* Written instruction
Copy every line of the material below word for word.

[Start]

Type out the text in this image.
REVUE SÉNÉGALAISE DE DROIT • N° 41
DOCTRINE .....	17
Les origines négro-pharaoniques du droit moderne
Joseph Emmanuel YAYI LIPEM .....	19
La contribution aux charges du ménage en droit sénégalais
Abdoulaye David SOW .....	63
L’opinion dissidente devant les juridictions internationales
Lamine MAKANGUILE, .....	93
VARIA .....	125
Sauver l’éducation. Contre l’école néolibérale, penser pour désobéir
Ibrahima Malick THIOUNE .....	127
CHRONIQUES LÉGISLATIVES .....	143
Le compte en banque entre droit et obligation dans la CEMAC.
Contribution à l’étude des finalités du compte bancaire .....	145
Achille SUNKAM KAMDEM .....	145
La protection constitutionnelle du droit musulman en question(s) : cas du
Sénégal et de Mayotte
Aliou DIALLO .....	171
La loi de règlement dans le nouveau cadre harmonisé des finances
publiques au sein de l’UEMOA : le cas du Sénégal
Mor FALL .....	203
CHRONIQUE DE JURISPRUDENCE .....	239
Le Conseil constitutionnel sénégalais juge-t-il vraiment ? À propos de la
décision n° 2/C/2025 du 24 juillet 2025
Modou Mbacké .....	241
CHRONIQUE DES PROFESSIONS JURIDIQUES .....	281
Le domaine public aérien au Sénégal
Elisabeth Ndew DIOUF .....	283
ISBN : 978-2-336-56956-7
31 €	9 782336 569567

[End]

* Result of the task
Type out the text in this image.
REVUE SÉNÉGALAISE DE DROIT • N° 41
DOCTRINE .....	17
Les origines négro-pharaoniques du droit moderne
Joseph Emmanuel YAYI LIPEM .....	19
La contribution aux charges du ménage en droit sénégalais
Abdoulaye David SOW .....	63
L’opinion dissidente devant les juridictions internationales
Lamine MAKANGUILE, .....	93
VARIA .....	125
Sauver l’éducation. Contre l’école néolibérale, penser pour désobéir
Ibrahima Malick THIOUNE .....	127
CHRONIQUES LÉGISLATIVES .....	143
Le compte en banque entre droit et obligation dans la CEMAC.
Contribution à l’étude des finalités du compte bancaire .....	145
Achille SUNKAM KAMDEM .....	145
La protection constitutionnelle du droit musulman en question(s) : cas du
Sénégal et de Mayotte
Aliou DIALLO .....	171
La loi de règlement dans le nouveau cadre harmonisé des finances
publiques au sein de l’UEMOA : le cas du Sénégal
Mor FALL .....	203
CHRONIQUE DE JURISPRUDENCE .....	239
Le Conseil constitutionnel sénégalais juge-t-il vraiment ? À propos de la
décision n° 2/C/2025 du 24 juillet 2025
Modou Mbacké .....	241
CHRONIQUE DES PROFESSIONS JURIDIQUES .....	281
Le domaine public aérien au Sénégal
Elisabeth Ndew DIOUF .....	283
ISBN : 978-2-336-56956-7
31 €	9 782336 569567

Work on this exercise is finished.